DATASET ENTRIES —
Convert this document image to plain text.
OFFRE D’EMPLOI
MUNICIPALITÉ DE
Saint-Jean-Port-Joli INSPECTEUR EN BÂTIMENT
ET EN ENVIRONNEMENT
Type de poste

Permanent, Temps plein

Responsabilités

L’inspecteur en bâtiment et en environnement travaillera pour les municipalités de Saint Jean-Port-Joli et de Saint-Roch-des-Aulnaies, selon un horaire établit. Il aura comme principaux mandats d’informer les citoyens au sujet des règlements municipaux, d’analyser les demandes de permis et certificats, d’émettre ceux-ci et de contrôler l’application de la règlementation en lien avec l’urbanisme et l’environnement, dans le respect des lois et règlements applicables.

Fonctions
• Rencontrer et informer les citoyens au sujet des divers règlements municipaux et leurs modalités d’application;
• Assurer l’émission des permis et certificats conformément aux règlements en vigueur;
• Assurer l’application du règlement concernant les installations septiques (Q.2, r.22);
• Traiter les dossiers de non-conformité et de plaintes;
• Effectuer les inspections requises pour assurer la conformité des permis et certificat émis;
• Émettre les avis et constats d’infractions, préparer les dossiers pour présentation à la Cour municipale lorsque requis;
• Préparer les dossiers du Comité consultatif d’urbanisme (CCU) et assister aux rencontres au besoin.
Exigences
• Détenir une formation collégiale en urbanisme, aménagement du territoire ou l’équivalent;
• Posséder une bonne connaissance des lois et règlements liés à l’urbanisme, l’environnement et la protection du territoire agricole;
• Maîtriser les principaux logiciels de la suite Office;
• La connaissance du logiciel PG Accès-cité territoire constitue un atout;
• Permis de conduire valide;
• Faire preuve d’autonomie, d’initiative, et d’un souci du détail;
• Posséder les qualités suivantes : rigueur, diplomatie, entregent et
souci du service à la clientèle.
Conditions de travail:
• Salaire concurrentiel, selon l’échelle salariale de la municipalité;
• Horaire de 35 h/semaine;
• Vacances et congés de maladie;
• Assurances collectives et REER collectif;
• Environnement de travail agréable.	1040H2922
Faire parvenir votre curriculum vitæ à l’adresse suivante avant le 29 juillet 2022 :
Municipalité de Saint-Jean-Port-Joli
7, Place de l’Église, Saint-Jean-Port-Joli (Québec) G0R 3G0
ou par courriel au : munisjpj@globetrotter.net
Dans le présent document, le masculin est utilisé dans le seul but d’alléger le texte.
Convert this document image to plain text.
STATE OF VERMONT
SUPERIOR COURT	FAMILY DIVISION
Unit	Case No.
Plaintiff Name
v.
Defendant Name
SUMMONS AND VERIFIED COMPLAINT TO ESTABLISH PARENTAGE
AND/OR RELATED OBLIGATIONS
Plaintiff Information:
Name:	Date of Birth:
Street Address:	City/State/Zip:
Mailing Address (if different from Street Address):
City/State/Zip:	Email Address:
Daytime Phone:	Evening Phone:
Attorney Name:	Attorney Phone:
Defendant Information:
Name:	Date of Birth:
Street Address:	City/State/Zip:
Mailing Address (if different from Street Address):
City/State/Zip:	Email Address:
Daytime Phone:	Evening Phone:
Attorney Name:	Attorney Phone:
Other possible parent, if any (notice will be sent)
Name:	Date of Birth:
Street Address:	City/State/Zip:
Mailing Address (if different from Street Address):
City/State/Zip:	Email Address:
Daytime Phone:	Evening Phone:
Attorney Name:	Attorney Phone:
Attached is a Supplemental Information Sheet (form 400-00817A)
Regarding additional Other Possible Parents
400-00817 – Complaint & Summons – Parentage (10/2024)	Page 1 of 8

WHAT THE EXERCISE ASKS — Return each line where "dossiers" shows up.

THE COMPLETED TASK —
• Traiter les dossiers de non-conformité et de plaintes;
• Émettre les avis et constats d’infractions, préparer les dossiers pour présentation à la Cour municipale lorsque requis;
• Préparer les dossiers du Comité consultatif d’urbanisme (CCU) et assister aux rencontres au besoin.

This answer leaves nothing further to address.